Transcribe every entry word for word, leaving out all images.

[DATA FOR THIS TASK]:
>>>

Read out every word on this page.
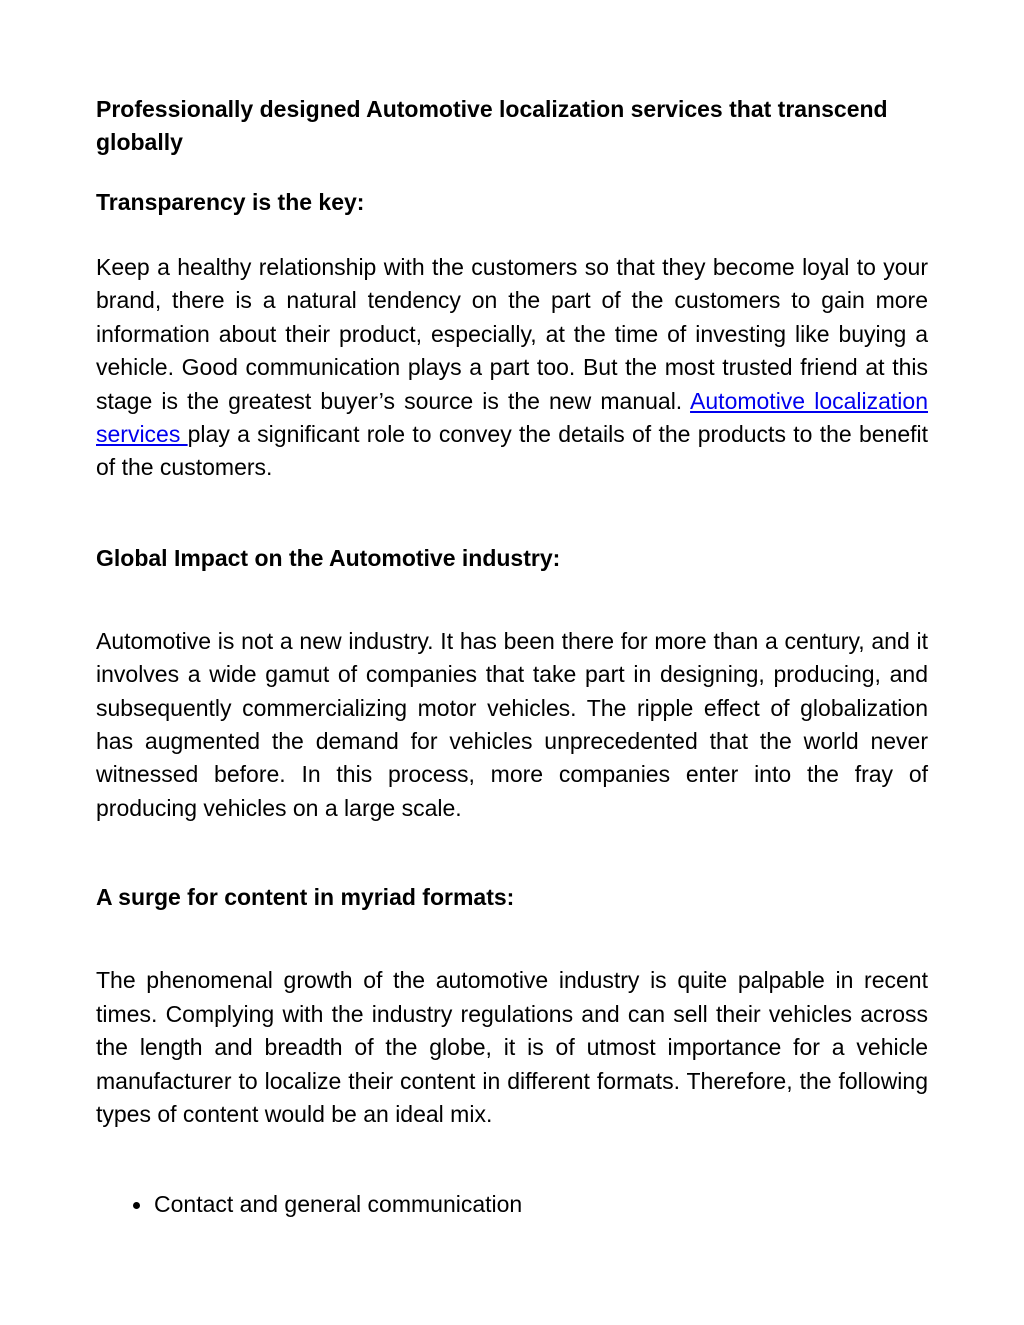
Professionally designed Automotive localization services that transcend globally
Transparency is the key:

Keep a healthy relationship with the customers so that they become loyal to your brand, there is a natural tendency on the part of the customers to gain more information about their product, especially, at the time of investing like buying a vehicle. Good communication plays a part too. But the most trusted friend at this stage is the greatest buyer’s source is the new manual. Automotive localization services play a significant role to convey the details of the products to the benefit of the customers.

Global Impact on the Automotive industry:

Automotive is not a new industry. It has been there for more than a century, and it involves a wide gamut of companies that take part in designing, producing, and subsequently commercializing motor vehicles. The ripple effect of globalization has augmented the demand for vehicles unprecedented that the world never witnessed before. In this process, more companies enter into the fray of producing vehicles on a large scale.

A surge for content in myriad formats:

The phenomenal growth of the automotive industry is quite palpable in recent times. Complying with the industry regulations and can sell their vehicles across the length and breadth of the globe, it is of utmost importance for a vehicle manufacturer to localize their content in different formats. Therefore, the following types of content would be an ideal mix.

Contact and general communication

<<<

[IN RESPONSE]:
Read out every word on this page.
Professionally designed Automotive localization services that transcend globally
Transparency is the key:

Keep a healthy relationship with the customers so that they become loyal to your brand, there is a natural tendency on the part of the customers to gain more information about their product, especially, at the time of investing like buying a vehicle. Good communication plays a part too. But the most trusted friend at this stage is the greatest buyer’s source is the new manual. Automotive localization services play a significant role to convey the details of the products to the benefit of the customers.

Global Impact on the Automotive industry:

Automotive is not a new industry. It has been there for more than a century, and it involves a wide gamut of companies that take part in designing, producing, and subsequently commercializing motor vehicles. The ripple effect of globalization has augmented the demand for vehicles unprecedented that the world never witnessed before. In this process, more companies enter into the fray of producing vehicles on a large scale.

A surge for content in myriad formats:

The phenomenal growth of the automotive industry is quite palpable in recent times. Complying with the industry regulations and can sell their vehicles across the length and breadth of the globe, it is of utmost importance for a vehicle manufacturer to localize their content in different formats. Therefore, the following types of content would be an ideal mix.

Contact and general communication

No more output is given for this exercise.